▶ [GIVEN REQUEST]: Without altering anything, output the material below.

▶ [INFORMATION PROVIDED]:
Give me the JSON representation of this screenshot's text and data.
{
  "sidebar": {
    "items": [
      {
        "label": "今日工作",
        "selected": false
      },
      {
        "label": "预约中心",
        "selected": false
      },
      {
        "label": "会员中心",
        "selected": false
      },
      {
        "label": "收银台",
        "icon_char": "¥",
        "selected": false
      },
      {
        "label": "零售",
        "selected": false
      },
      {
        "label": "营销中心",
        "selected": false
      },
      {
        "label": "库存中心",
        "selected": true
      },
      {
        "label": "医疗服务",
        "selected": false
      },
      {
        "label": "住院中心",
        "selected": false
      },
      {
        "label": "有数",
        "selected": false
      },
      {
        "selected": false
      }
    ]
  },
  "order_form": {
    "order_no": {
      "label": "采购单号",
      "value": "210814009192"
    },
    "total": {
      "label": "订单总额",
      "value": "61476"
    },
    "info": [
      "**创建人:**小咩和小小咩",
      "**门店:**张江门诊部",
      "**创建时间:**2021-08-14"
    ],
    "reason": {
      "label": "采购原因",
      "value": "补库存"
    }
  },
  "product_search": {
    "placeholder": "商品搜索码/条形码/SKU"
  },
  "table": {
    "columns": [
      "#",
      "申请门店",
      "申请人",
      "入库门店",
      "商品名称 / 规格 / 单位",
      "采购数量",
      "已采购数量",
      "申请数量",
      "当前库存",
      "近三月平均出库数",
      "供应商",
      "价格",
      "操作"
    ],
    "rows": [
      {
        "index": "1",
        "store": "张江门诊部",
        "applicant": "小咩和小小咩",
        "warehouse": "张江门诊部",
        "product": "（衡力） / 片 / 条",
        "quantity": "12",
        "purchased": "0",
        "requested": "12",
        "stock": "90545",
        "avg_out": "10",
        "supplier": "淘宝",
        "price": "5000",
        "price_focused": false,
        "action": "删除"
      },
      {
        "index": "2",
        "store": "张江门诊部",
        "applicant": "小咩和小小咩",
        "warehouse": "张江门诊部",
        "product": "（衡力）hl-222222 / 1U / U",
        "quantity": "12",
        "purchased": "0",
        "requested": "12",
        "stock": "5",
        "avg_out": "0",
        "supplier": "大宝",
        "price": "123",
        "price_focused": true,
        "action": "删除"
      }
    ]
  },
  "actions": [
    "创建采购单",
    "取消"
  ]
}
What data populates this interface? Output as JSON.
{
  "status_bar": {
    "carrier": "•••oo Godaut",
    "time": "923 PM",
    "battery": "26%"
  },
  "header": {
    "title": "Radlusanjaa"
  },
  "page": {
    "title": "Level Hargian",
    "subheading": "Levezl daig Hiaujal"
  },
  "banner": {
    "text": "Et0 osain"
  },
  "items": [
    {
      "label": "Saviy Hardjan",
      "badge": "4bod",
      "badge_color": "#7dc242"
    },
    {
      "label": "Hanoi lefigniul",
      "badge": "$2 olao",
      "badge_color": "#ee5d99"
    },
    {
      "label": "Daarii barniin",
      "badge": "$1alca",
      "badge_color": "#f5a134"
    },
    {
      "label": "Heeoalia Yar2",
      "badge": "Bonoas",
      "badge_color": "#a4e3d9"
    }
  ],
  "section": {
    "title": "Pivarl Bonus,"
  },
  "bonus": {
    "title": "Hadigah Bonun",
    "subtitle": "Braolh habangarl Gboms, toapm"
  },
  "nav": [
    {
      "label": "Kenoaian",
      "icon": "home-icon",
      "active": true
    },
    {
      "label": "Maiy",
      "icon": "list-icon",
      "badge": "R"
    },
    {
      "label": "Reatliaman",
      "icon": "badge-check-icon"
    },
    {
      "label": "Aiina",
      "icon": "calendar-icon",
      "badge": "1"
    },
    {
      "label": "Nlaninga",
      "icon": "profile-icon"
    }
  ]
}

▶ [RESPONSE]:
Give me the JSON representation of this screenshot's text and data.
{
  "sidebar": {
    "items": [
      {
        "label": "今日工作",
        "selected": false
      },
      {
        "label": "预约中心",
        "selected": false
      },
      {
        "label": "会员中心",
        "selected": false
      },
      {
        "label": "收银台",
        "icon_char": "¥",
        "selected": false
      },
      {
        "label": "零售",
        "selected": false
      },
      {
        "label": "营销中心",
        "selected": false
      },
      {
        "label": "库存中心",
        "selected": true
      },
      {
        "label": "医疗服务",
        "selected": false
      },
      {
        "label": "住院中心",
        "selected": false
      },
      {
        "label": "有数",
        "selected": false
      },
      {
        "selected": false
      }
    ]
  },
  "order_form": {
    "order_no": {
      "label": "采购单号",
      "value": "210814009192"
    },
    "total": {
      "label": "订单总额",
      "value": "61476"
    },
    "info": [
      "**创建人:**小咩和小小咩",
      "**门店:**张江门诊部",
      "**创建时间:**2021-08-14"
    ],
    "reason": {
      "label": "采购原因",
      "value": "补库存"
    }
  },
  "product_search": {
    "placeholder": "商品搜索码/条形码/SKU"
  },
  "table": {
    "columns": [
      "#",
      "申请门店",
      "申请人",
      "入库门店",
      "商品名称 / 规格 / 单位",
      "采购数量",
      "已采购数量",
      "申请数量",
      "当前库存",
      "近三月平均出库数",
      "供应商",
      "价格",
      "操作"
    ],
    "rows": [
      {
        "index": "1",
        "store": "张江门诊部",
        "applicant": "小咩和小小咩",
        "warehouse": "张江门诊部",
        "product": "（衡力） / 片 / 条",
        "quantity": "12",
        "purchased": "0",
        "requested": "12",
        "stock": "90545",
        "avg_out": "10",
        "supplier": "淘宝",
        "price": "5000",
        "price_focused": false,
        "action": "删除"
      },
      {
        "index": "2",
        "store": "张江门诊部",
        "applicant": "小咩和小小咩",
        "warehouse": "张江门诊部",
        "product": "（衡力）hl-222222 / 1U / U",
        "quantity": "12",
        "purchased": "0",
        "requested": "12",
        "stock": "5",
        "avg_out": "0",
        "supplier": "大宝",
        "price": "123",
        "price_focused": true,
        "action": "删除"
      }
    ]
  },
  "actions": [
    "创建采购单",
    "取消"
  ]
}
What data populates this interface? Output as JSON.
{
  "status_bar": {
    "carrier": "•••oo Godaut",
    "time": "923 PM",
    "battery": "26%"
  },
  "header": {
    "title": "Radlusanjaa"
  },
  "page": {
    "title": "Level Hargian",
    "subheading": "Levezl daig Hiaujal"
  },
  "banner": {
    "text": "Et0 osain"
  },
  "items": [
    {
      "label": "Saviy Hardjan",
      "badge": "4bod",
      "badge_color": "#7dc242"
    },
    {
      "label": "Hanoi lefigniul",
      "badge": "$2 olao",
      "badge_color": "#ee5d99"
    },
    {
      "label": "Daarii barniin",
      "badge": "$1alca",
      "badge_color": "#f5a134"
    },
    {
      "label": "Heeoalia Yar2",
      "badge": "Bonoas",
      "badge_color": "#a4e3d9"
    }
  ],
  "section": {
    "title": "Pivarl Bonus,"
  },
  "bonus": {
    "title": "Hadigah Bonun",
    "subtitle": "Braolh habangarl Gboms, toapm"
  },
  "nav": [
    {
      "label": "Kenoaian",
      "icon": "home-icon",
      "active": true
    },
    {
      "label": "Maiy",
      "icon": "list-icon",
      "badge": "R"
    },
    {
      "label": "Reatliaman",
      "icon": "badge-check-icon"
    },
    {
      "label": "Aiina",
      "icon": "calendar-icon",
      "badge": "1"
    },
    {
      "label": "Nlaninga",
      "icon": "profile-icon"
    }
  ]
}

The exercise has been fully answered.